:: Task input ::
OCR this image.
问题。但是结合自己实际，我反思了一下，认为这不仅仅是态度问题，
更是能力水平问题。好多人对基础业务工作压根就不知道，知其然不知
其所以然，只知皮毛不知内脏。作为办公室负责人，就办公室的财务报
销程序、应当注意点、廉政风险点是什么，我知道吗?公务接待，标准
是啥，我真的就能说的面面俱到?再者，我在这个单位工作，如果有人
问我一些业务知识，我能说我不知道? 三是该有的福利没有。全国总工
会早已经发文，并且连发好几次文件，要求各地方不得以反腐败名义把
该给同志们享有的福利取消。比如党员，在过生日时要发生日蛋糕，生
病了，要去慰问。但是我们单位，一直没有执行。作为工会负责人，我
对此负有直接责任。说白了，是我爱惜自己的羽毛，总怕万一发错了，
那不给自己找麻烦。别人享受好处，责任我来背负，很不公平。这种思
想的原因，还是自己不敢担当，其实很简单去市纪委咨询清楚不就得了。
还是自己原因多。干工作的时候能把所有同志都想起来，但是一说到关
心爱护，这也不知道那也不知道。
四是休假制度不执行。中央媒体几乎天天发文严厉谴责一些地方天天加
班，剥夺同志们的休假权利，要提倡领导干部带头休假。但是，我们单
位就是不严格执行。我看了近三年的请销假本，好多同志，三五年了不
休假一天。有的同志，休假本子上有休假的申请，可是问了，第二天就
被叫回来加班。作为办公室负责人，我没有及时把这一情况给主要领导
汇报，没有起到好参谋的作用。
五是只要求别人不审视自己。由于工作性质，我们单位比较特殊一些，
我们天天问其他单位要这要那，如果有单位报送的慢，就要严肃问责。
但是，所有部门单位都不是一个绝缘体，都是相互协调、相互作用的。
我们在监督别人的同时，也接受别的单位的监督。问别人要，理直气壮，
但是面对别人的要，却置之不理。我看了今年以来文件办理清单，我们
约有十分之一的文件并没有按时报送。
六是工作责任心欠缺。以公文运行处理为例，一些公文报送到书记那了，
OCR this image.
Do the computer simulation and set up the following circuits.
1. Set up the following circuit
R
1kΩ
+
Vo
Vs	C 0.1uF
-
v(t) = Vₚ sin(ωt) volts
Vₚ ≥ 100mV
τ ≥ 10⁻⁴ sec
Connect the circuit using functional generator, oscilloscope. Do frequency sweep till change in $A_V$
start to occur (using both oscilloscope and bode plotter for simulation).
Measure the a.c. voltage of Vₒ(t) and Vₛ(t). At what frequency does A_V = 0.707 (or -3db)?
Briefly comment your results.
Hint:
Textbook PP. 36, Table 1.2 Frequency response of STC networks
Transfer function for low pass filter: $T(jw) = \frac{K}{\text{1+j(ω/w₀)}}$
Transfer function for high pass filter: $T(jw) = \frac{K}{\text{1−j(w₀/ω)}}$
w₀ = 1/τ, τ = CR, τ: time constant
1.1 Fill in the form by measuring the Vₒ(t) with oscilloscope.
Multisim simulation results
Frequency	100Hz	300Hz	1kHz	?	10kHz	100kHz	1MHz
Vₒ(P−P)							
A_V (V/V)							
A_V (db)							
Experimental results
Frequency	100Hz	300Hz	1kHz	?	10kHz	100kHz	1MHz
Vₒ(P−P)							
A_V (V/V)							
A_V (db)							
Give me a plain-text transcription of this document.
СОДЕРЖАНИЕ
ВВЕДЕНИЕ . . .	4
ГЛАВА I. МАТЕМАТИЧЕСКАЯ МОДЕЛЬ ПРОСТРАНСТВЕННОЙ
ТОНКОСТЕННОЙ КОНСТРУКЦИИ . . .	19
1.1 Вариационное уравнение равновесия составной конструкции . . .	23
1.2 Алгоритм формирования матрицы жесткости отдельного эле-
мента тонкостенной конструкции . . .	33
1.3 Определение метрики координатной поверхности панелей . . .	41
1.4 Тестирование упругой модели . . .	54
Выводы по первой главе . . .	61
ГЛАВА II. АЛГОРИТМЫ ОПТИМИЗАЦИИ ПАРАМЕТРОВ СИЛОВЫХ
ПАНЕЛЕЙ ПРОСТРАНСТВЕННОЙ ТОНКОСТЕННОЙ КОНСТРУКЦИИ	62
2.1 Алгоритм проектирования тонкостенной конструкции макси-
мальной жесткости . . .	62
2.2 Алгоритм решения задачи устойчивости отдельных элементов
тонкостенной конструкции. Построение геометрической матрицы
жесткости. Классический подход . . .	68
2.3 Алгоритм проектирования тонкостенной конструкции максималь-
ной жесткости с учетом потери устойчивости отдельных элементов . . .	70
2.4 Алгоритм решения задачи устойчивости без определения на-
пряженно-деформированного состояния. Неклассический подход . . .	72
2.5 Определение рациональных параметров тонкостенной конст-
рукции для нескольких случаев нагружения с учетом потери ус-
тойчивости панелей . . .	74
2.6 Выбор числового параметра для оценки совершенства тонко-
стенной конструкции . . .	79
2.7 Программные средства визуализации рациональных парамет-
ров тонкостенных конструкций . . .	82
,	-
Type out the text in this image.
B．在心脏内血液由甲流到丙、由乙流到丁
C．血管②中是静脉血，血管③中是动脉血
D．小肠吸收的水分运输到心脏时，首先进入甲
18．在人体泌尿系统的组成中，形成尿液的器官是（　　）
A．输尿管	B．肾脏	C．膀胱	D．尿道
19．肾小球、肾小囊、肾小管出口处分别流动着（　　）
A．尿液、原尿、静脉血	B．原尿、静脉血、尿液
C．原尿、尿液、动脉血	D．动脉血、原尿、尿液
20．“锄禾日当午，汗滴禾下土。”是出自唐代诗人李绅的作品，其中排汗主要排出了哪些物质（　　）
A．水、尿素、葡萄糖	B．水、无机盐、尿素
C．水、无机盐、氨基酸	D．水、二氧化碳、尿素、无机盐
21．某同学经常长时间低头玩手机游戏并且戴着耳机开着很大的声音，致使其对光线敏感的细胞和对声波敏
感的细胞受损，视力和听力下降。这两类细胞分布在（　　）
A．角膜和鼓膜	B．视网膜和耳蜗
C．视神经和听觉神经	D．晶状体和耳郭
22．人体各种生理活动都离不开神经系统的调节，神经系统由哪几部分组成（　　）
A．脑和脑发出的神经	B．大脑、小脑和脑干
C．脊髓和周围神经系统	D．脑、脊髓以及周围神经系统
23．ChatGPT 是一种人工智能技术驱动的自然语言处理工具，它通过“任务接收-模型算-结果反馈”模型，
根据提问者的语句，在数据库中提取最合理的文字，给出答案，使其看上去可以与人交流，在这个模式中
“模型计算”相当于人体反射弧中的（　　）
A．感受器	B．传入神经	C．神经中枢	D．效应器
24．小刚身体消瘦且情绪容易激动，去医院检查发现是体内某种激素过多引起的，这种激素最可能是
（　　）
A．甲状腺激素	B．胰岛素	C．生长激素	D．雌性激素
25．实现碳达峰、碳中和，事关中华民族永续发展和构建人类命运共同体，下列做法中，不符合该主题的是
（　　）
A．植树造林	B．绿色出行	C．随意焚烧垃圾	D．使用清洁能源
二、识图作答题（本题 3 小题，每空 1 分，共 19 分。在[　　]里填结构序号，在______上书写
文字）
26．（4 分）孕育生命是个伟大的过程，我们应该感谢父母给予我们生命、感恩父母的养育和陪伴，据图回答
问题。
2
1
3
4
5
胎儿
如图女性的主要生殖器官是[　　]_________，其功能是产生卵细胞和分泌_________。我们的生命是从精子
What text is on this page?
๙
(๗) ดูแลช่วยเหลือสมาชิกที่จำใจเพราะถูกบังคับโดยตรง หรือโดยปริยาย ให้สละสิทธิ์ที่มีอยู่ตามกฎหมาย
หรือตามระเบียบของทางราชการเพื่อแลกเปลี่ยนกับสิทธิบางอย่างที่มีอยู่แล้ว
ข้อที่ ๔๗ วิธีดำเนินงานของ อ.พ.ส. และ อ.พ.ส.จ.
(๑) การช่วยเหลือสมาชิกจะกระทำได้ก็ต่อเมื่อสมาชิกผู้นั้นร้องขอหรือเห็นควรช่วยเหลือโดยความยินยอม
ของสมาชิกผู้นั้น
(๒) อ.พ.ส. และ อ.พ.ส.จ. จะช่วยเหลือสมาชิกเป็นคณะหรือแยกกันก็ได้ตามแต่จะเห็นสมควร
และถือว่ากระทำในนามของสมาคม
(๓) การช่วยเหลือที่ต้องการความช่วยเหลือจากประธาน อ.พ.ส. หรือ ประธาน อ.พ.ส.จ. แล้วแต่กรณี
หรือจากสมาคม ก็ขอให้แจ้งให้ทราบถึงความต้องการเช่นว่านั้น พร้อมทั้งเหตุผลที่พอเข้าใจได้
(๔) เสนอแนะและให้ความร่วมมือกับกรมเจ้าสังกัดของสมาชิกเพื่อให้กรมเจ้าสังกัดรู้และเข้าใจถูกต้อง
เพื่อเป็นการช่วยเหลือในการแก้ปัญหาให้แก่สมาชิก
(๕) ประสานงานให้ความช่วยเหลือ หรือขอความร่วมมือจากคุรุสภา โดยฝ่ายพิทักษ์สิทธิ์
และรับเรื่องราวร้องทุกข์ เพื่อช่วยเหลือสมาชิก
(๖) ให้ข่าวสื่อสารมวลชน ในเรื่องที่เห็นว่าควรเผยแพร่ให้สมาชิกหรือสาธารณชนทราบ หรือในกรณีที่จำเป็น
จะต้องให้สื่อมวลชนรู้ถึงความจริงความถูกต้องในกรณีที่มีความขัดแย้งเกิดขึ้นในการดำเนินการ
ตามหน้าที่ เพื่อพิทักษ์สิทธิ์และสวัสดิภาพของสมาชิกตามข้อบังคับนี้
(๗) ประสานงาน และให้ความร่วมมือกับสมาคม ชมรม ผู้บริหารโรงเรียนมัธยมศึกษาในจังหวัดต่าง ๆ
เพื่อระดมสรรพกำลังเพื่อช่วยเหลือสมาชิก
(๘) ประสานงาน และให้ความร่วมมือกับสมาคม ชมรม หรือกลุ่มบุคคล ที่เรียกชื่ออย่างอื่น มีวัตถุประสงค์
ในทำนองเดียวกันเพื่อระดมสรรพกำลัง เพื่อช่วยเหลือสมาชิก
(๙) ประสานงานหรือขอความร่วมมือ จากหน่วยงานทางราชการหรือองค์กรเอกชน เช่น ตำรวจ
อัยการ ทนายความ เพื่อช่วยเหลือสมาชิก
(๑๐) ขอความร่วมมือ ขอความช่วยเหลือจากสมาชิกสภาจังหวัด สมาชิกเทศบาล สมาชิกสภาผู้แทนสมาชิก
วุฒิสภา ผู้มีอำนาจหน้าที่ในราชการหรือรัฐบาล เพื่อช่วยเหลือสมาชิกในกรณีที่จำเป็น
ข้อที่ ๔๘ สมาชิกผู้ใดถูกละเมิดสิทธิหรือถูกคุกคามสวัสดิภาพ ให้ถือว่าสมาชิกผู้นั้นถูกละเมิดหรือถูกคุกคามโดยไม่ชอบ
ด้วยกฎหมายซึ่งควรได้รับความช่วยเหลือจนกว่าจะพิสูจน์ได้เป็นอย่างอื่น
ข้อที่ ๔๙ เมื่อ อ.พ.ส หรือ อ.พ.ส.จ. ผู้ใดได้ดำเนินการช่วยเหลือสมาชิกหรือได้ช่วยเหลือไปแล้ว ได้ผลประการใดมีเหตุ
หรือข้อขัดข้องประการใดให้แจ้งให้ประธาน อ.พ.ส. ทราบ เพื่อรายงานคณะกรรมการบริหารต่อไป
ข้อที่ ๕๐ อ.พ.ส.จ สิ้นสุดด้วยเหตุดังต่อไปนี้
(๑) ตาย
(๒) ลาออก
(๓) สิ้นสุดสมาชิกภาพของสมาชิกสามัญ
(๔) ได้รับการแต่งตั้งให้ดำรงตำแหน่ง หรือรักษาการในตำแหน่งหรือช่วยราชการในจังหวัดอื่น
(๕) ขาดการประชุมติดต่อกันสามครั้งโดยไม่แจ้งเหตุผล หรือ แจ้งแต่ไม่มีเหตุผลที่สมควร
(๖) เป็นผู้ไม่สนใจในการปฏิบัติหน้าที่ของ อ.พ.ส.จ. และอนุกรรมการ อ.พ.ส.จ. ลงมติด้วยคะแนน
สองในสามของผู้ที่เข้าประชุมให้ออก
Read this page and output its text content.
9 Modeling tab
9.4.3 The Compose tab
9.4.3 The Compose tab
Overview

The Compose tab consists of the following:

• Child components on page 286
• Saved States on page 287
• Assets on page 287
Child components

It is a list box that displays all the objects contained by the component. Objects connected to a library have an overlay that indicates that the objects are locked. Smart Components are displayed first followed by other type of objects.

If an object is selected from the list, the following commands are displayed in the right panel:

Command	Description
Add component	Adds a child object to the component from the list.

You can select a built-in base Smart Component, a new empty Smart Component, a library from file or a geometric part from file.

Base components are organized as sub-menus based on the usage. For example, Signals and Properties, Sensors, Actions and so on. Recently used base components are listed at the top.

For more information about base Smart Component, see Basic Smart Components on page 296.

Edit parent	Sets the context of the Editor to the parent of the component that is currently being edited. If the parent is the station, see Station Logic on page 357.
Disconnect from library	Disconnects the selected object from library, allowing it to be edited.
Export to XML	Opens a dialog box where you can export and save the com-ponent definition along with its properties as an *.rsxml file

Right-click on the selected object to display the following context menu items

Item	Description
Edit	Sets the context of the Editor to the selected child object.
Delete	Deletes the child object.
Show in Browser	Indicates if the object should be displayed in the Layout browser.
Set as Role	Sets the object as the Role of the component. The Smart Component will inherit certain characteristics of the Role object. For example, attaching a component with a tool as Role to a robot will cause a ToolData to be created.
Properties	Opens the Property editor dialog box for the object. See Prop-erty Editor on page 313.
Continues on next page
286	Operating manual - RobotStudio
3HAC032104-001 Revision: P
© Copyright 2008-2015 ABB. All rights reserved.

:: Task to complete ::
Count the lines above that contain the word "отдельных", and reply with only that number.

:: Task response ::
2